=== Exercise goal ===
Return the listing below unchanged, minus its pictures.

● ● ● ● ●

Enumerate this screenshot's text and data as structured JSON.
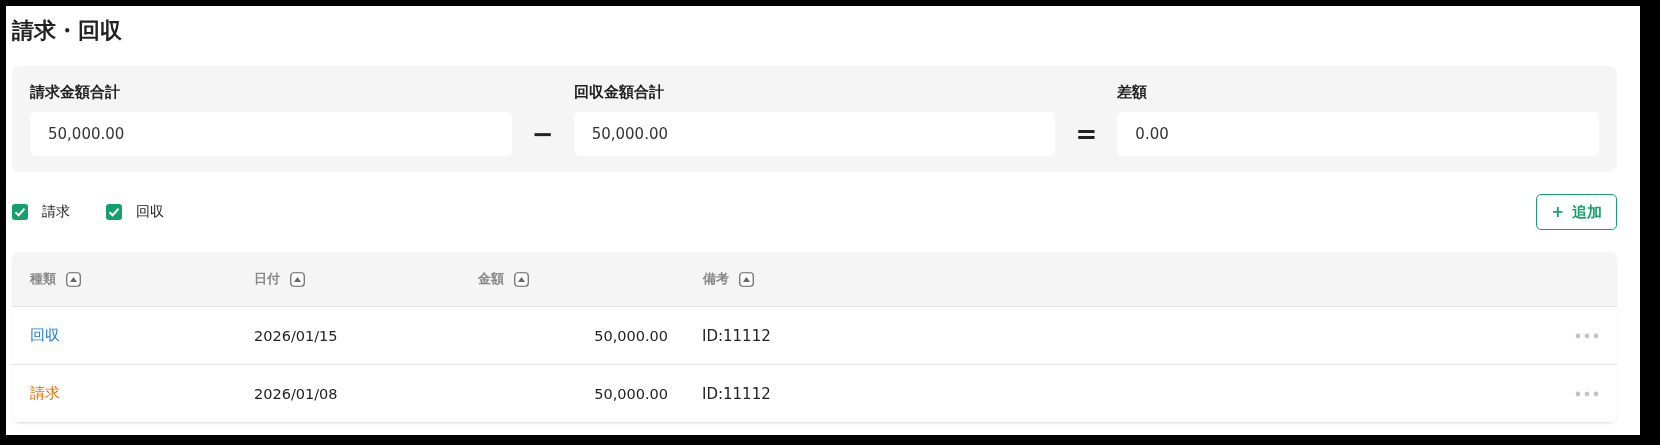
{
  "title": "請求・回収",
  "summary": {
    "fields": [
      {
        "label": "請求金額合計",
        "value": "50,000.00"
      },
      {
        "operator": "−",
        "label": "回収金額合計",
        "value": "50,000.00"
      },
      {
        "operator": "=",
        "label": "差額",
        "value": "0.00"
      }
    ]
  },
  "filters": [
    {
      "label": "請求",
      "checked": true
    },
    {
      "label": "回収",
      "checked": true
    }
  ],
  "add_button": {
    "icon": "+",
    "label": "追加"
  },
  "table": {
    "columns": [
      {
        "label": "種類"
      },
      {
        "label": "日付"
      },
      {
        "label": "金額"
      },
      {
        "label": "備考"
      }
    ],
    "rows": [
      {
        "kind": "collection",
        "type": "回収",
        "date": "2026/01/15",
        "amount": "50,000.00",
        "note": "ID:11112"
      },
      {
        "kind": "billing",
        "type": "請求",
        "date": "2026/01/08",
        "amount": "50,000.00",
        "note": "ID:11112"
      }
    ]
  }
}
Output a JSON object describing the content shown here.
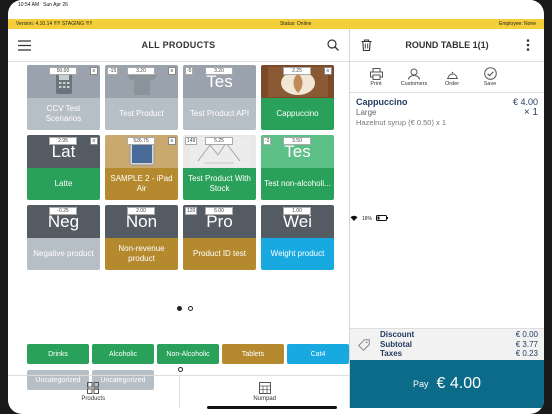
{
  "status_bar": {
    "time": "10:54 AM",
    "date": "Sun Apr 26",
    "battery": "16%"
  },
  "info_bar": {
    "version": "Version: 4.10.14 !!!!! STAGING !!!!!",
    "status": "Status: Online",
    "employee": "Employee: None"
  },
  "products_panel": {
    "title": "ALL PRODUCTS"
  },
  "products": [
    {
      "name": "CCV Test Scenarios",
      "price": "50.00",
      "stock": "",
      "top_text": "",
      "top_color": "#9aa3ad",
      "bottom_color": "#b6bec6",
      "image": "card-terminal",
      "menu_flag": true
    },
    {
      "name": "Test Product",
      "price": "3.20",
      "stock": "-15",
      "top_text": "",
      "top_color": "#9aa3ad",
      "bottom_color": "#b6bec6",
      "image": "tshirt",
      "menu_flag": true
    },
    {
      "name": "Test Product API",
      "price": "3.20",
      "stock": "-5",
      "top_text": "Tes",
      "top_color": "#9aa3ad",
      "bottom_color": "#b6bec6",
      "image": "",
      "menu_flag": false
    },
    {
      "name": "Cappuccino",
      "price": "2.25",
      "stock": "",
      "top_text": "",
      "top_color": "#7a4a2a",
      "bottom_color": "#2aa15a",
      "image": "coffee",
      "menu_flag": true
    },
    {
      "name": "Latte",
      "price": "2.95",
      "stock": "",
      "top_text": "Lat",
      "top_color": "#555b62",
      "bottom_color": "#2aa15a",
      "image": "",
      "menu_flag": true
    },
    {
      "name": "SAMPLE 2 - iPad Air",
      "price": "526.75",
      "stock": "",
      "top_text": "",
      "top_color": "#c9a96e",
      "bottom_color": "#b58a2e",
      "image": "ipad",
      "menu_flag": true
    },
    {
      "name": "Test Product With Stock",
      "price": "5.25",
      "stock": "149",
      "top_text": "",
      "top_color": "#e8e8e8",
      "bottom_color": "#2aa15a",
      "image": "sketch",
      "menu_flag": false
    },
    {
      "name": "Test non-alcoholi...",
      "price": "3.50",
      "stock": "-2",
      "top_text": "Tes",
      "top_color": "#5cbf86",
      "bottom_color": "#2aa15a",
      "image": "",
      "menu_flag": false
    },
    {
      "name": "Negative product",
      "price": "-0.25",
      "stock": "",
      "top_text": "Neg",
      "top_color": "#555b62",
      "bottom_color": "#b6bec6",
      "image": "",
      "menu_flag": false
    },
    {
      "name": "Non-revenue product",
      "price": "2.00",
      "stock": "",
      "top_text": "Non",
      "top_color": "#555b62",
      "bottom_color": "#b58a2e",
      "image": "",
      "menu_flag": false
    },
    {
      "name": "Product ID test",
      "price": "6.00",
      "stock": "120",
      "top_text": "Pro",
      "top_color": "#555b62",
      "bottom_color": "#b58a2e",
      "image": "",
      "menu_flag": false
    },
    {
      "name": "Weight product",
      "price": "1.00",
      "stock": "",
      "top_text": "Wei",
      "top_color": "#555b62",
      "bottom_color": "#18a9e0",
      "image": "",
      "menu_flag": false
    }
  ],
  "categories": [
    {
      "label": "Drinks",
      "color": "#2aa15a"
    },
    {
      "label": "Alcoholic",
      "color": "#2aa15a"
    },
    {
      "label": "Non-Alcoholic",
      "color": "#2aa15a"
    },
    {
      "label": "Tablets",
      "color": "#b58a2e"
    },
    {
      "label": "Cat4",
      "color": "#18a9e0"
    },
    {
      "label": "Uncategorized",
      "color": "#b6bec6"
    },
    {
      "label": "Uncategorized",
      "color": "#b6bec6"
    }
  ],
  "bottom_nav": {
    "products": "Products",
    "numpad": "Numpad"
  },
  "order_panel": {
    "title": "ROUND TABLE 1(1)"
  },
  "order_actions": {
    "print": "Print",
    "customers": "Customers",
    "order": "Order",
    "save": "Save"
  },
  "order_line": {
    "name": "Cappuccino",
    "price": "€ 4.00",
    "variant": "Large",
    "quantity": "× 1",
    "modifier": "Hazelnut syrup (€ 0.50) x 1"
  },
  "totals": {
    "discount_label": "Discount",
    "discount_value": "€ 0.00",
    "subtotal_label": "Subtotal",
    "subtotal_value": "€ 3.77",
    "taxes_label": "Taxes",
    "taxes_value": "€ 0.23"
  },
  "pay": {
    "label": "Pay",
    "amount": "€ 4.00"
  }
}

● ● ● ● ●

=== Full answer ===
Enumerate this screenshot's text and data as structured JSON.
{
  "title": "請求・回収",
  "summary": {
    "fields": [
      {
        "label": "請求金額合計",
        "value": "50,000.00"
      },
      {
        "operator": "−",
        "label": "回収金額合計",
        "value": "50,000.00"
      },
      {
        "operator": "=",
        "label": "差額",
        "value": "0.00"
      }
    ]
  },
  "filters": [
    {
      "label": "請求",
      "checked": true
    },
    {
      "label": "回収",
      "checked": true
    }
  ],
  "add_button": {
    "icon": "+",
    "label": "追加"
  },
  "table": {
    "columns": [
      {
        "label": "種類"
      },
      {
        "label": "日付"
      },
      {
        "label": "金額"
      },
      {
        "label": "備考"
      }
    ],
    "rows": [
      {
        "kind": "collection",
        "type": "回収",
        "date": "2026/01/15",
        "amount": "50,000.00",
        "note": "ID:11112"
      },
      {
        "kind": "billing",
        "type": "請求",
        "date": "2026/01/08",
        "amount": "50,000.00",
        "note": "ID:11112"
      }
    ]
  }
}
Output a JSON object describing the content shown here.
{
  "status_bar": {
    "time": "10:54 AM",
    "date": "Sun Apr 26",
    "battery": "16%"
  },
  "info_bar": {
    "version": "Version: 4.10.14 !!!!! STAGING !!!!!",
    "status": "Status: Online",
    "employee": "Employee: None"
  },
  "products_panel": {
    "title": "ALL PRODUCTS"
  },
  "products": [
    {
      "name": "CCV Test Scenarios",
      "price": "50.00",
      "stock": "",
      "top_text": "",
      "top_color": "#9aa3ad",
      "bottom_color": "#b6bec6",
      "image": "card-terminal",
      "menu_flag": true
    },
    {
      "name": "Test Product",
      "price": "3.20",
      "stock": "-15",
      "top_text": "",
      "top_color": "#9aa3ad",
      "bottom_color": "#b6bec6",
      "image": "tshirt",
      "menu_flag": true
    },
    {
      "name": "Test Product API",
      "price": "3.20",
      "stock": "-5",
      "top_text": "Tes",
      "top_color": "#9aa3ad",
      "bottom_color": "#b6bec6",
      "image": "",
      "menu_flag": false
    },
    {
      "name": "Cappuccino",
      "price": "2.25",
      "stock": "",
      "top_text": "",
      "top_color": "#7a4a2a",
      "bottom_color": "#2aa15a",
      "image": "coffee",
      "menu_flag": true
    },
    {
      "name": "Latte",
      "price": "2.95",
      "stock": "",
      "top_text": "Lat",
      "top_color": "#555b62",
      "bottom_color": "#2aa15a",
      "image": "",
      "menu_flag": true
    },
    {
      "name": "SAMPLE 2 - iPad Air",
      "price": "526.75",
      "stock": "",
      "top_text": "",
      "top_color": "#c9a96e",
      "bottom_color": "#b58a2e",
      "image": "ipad",
      "menu_flag": true
    },
    {
      "name": "Test Product With Stock",
      "price": "5.25",
      "stock": "149",
      "top_text": "",
      "top_color": "#e8e8e8",
      "bottom_color": "#2aa15a",
      "image": "sketch",
      "menu_flag": false
    },
    {
      "name": "Test non-alcoholi...",
      "price": "3.50",
      "stock": "-2",
      "top_text": "Tes",
      "top_color": "#5cbf86",
      "bottom_color": "#2aa15a",
      "image": "",
      "menu_flag": false
    },
    {
      "name": "Negative product",
      "price": "-0.25",
      "stock": "",
      "top_text": "Neg",
      "top_color": "#555b62",
      "bottom_color": "#b6bec6",
      "image": "",
      "menu_flag": false
    },
    {
      "name": "Non-revenue product",
      "price": "2.00",
      "stock": "",
      "top_text": "Non",
      "top_color": "#555b62",
      "bottom_color": "#b58a2e",
      "image": "",
      "menu_flag": false
    },
    {
      "name": "Product ID test",
      "price": "6.00",
      "stock": "120",
      "top_text": "Pro",
      "top_color": "#555b62",
      "bottom_color": "#b58a2e",
      "image": "",
      "menu_flag": false
    },
    {
      "name": "Weight product",
      "price": "1.00",
      "stock": "",
      "top_text": "Wei",
      "top_color": "#555b62",
      "bottom_color": "#18a9e0",
      "image": "",
      "menu_flag": false
    }
  ],
  "categories": [
    {
      "label": "Drinks",
      "color": "#2aa15a"
    },
    {
      "label": "Alcoholic",
      "color": "#2aa15a"
    },
    {
      "label": "Non-Alcoholic",
      "color": "#2aa15a"
    },
    {
      "label": "Tablets",
      "color": "#b58a2e"
    },
    {
      "label": "Cat4",
      "color": "#18a9e0"
    },
    {
      "label": "Uncategorized",
      "color": "#b6bec6"
    },
    {
      "label": "Uncategorized",
      "color": "#b6bec6"
    }
  ],
  "bottom_nav": {
    "products": "Products",
    "numpad": "Numpad"
  },
  "order_panel": {
    "title": "ROUND TABLE 1(1)"
  },
  "order_actions": {
    "print": "Print",
    "customers": "Customers",
    "order": "Order",
    "save": "Save"
  },
  "order_line": {
    "name": "Cappuccino",
    "price": "€ 4.00",
    "variant": "Large",
    "quantity": "× 1",
    "modifier": "Hazelnut syrup (€ 0.50) x 1"
  },
  "totals": {
    "discount_label": "Discount",
    "discount_value": "€ 0.00",
    "subtotal_label": "Subtotal",
    "subtotal_value": "€ 3.77",
    "taxes_label": "Taxes",
    "taxes_value": "€ 0.23"
  },
  "pay": {
    "label": "Pay",
    "amount": "€ 4.00"
  }
}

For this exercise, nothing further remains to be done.